====== Excerpted passage

I was in public office at the time on the West Hartford Board of Education and began writing about my sobriety as a way to support parents. People appreciated that, because it’s something they really want to talk about. Once I opened the floodgates on that topic, it became clear from all the messages I got that women wanted discreet support with their health and wellness. They also wanted to try and figure out their next steps both personally and professionally.
My skill set and professional and personal experience aligned well with those needs, so in 2021 I shifted the focus of my work to personal and professional development support for individuals and teams. I still work with schools and nonprofits, but I do that through staff and leadership development.
NAN: What drives you?
AMANDA: Supporting people. Supported people create supported communities. I want to help strengthen people, so they can help strengthen society. I care very much about positioning people for impact.
NAN: You have a diverse background in leadership, education, and management. How has that shaped you and helped you in your current role?
AMANDA: Beginning my career in nonprofit and education hard wired me for mission-driven work. As far as leadership and management go, I’m nearly always in a position of leadership, but I don’t have a desire to be the top executive leader. I’m glad I had enough exposure on leadership teams to know at which level I contribute most effectively.
I like using my leadership skills in my own way to motivate teams or lead big work and I like to direct work, but leading people from the top perch with all the daily management requirements that come with that job are not where I’m best suited. As they say, “know thyself.” I know where my skills are and how to use them effectively, which helps me choose projects I’m well suited for.
NAN: Any advice for others?

============
====== Source material

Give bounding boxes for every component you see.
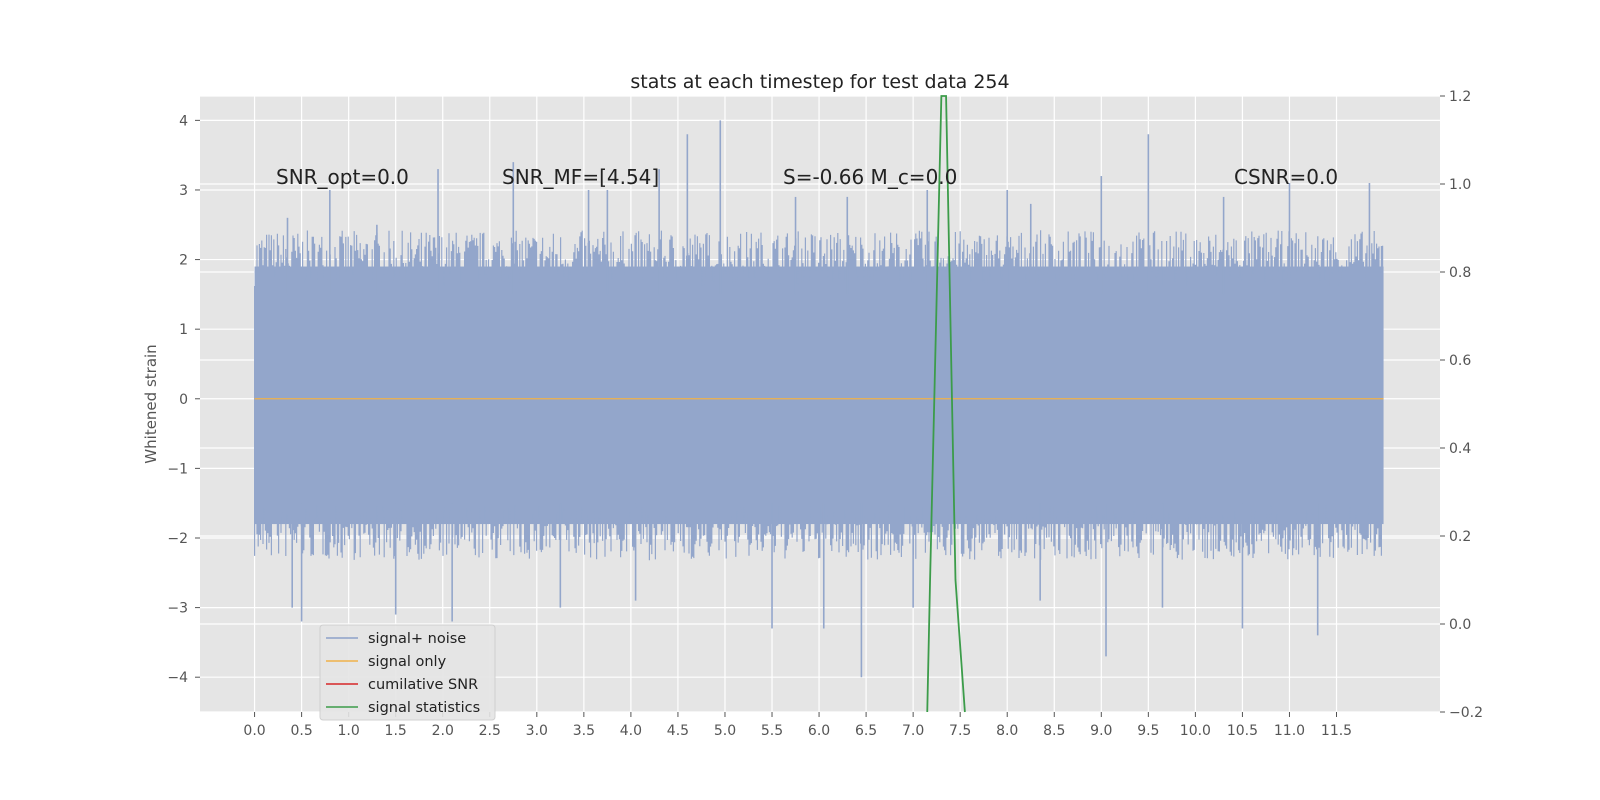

============

◆ Directions ◆
Continue the interview with Amanda from the point where the text ends.

◆ Task response ◆
AMANDA: My biggest piece of advice, which I had to learn the hard way, is to value your personal development as much as your professional development—and to make time for it. You can’t grow a business if you don’t take care of yourself and consider the path you’re on.
The more you develop personally, the more you learn and increase your capacity to develop professionally. They really go hand in hand. You can’t have much long-term professional success if your personal life is out of whack.
I also think it’s important to think for oneself. What do you think? For instance, when I give a speech, I don’t consider what I should say or what others typically say, I think deeply about what I want to say, what I have to say, or what I feel I can contribute that is uniquely mine.
It’s the same with our work. What do you have to offer? Maybe you have a different style of delivering it? Who says that can’t work? If something doesn’t work, you’ll get the feedback naturally and quickly, so then you’ll know and you can pivot and try something new.
Start with your own mind and perspective, though. What if yours is what will work for someone? There’s enough room in any given market for more than one provider or style, so just think for yourself and be open to the idea that you have something unique to offer. Understand best practices, but don’t feel bound by them if you have a fresh idea. Try it.